**Data provided**:

=-=-=

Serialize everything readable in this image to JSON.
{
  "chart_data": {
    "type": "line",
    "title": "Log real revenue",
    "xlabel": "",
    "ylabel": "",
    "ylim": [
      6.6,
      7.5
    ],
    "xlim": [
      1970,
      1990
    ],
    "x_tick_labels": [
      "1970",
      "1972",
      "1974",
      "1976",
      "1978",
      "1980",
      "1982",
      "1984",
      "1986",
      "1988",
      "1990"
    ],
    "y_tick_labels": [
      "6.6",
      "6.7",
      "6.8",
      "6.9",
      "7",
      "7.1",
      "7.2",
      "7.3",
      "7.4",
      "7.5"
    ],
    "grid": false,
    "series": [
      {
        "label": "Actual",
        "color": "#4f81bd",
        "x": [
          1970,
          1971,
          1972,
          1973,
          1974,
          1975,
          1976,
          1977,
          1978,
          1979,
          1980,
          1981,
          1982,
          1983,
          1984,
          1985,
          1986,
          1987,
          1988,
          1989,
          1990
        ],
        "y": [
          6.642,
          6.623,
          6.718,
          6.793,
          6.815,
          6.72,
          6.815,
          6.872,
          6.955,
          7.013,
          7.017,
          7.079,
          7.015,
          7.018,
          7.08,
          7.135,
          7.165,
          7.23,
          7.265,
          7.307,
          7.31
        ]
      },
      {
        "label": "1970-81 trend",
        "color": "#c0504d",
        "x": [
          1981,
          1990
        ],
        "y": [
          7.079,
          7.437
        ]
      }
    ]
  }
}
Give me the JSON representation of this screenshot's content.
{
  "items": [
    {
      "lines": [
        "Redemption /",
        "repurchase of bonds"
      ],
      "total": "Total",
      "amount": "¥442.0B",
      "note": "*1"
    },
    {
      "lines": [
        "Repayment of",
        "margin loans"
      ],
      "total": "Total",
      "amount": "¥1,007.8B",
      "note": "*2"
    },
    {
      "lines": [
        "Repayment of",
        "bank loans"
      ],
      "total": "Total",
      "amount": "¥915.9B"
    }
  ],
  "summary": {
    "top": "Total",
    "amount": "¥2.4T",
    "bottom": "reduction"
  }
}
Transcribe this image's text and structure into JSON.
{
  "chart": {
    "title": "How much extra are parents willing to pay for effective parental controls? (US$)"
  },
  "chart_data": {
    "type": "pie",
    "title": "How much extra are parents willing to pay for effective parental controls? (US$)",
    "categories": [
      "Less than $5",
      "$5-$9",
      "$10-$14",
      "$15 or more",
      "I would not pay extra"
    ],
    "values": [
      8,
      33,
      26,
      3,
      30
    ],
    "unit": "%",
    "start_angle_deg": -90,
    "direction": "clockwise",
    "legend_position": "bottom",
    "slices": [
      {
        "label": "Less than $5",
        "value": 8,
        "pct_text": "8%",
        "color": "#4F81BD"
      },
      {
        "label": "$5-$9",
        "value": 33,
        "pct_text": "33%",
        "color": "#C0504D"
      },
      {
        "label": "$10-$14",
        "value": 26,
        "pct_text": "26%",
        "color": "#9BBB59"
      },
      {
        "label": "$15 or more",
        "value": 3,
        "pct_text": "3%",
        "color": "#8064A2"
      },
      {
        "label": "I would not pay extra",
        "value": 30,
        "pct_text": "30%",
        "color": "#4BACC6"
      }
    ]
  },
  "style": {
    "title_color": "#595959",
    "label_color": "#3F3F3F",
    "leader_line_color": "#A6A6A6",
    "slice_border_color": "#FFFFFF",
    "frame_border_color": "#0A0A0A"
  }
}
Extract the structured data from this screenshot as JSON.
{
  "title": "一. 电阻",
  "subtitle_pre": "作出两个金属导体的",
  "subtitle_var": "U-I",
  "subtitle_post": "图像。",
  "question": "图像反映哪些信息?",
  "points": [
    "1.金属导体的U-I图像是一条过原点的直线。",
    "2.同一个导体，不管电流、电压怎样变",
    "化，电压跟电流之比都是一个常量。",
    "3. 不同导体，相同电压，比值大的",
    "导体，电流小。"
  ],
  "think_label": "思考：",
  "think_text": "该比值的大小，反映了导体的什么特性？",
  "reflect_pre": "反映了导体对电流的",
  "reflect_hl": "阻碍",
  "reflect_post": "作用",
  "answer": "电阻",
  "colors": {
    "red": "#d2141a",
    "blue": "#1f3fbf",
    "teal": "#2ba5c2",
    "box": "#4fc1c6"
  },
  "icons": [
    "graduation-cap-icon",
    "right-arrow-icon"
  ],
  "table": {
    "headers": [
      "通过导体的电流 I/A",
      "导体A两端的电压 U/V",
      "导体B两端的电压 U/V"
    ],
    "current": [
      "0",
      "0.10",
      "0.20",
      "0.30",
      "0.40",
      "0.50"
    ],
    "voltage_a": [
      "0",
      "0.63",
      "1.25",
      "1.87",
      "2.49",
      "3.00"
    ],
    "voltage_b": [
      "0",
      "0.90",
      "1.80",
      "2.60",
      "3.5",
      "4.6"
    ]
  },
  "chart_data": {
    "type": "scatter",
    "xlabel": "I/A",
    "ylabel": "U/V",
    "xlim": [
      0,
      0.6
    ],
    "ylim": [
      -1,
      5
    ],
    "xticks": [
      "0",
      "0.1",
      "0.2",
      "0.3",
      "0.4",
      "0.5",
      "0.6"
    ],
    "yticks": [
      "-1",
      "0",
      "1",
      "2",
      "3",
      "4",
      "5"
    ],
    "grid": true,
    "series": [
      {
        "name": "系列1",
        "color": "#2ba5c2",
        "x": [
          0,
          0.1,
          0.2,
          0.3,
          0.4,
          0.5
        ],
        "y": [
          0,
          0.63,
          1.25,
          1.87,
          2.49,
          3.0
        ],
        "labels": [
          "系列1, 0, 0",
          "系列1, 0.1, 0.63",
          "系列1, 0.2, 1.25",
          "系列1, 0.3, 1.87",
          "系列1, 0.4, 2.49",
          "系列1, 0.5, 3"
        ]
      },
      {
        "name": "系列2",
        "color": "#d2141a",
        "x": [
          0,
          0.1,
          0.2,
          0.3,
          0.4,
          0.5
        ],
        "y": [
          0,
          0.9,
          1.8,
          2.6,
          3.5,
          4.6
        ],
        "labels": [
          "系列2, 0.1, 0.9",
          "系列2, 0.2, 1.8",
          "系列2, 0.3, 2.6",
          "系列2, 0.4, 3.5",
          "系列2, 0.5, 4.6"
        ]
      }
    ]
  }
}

=-=-=

**Short problem**: Tell how many lines hold the string "effective", giving the number and nothing else.

**Expected answer**: 2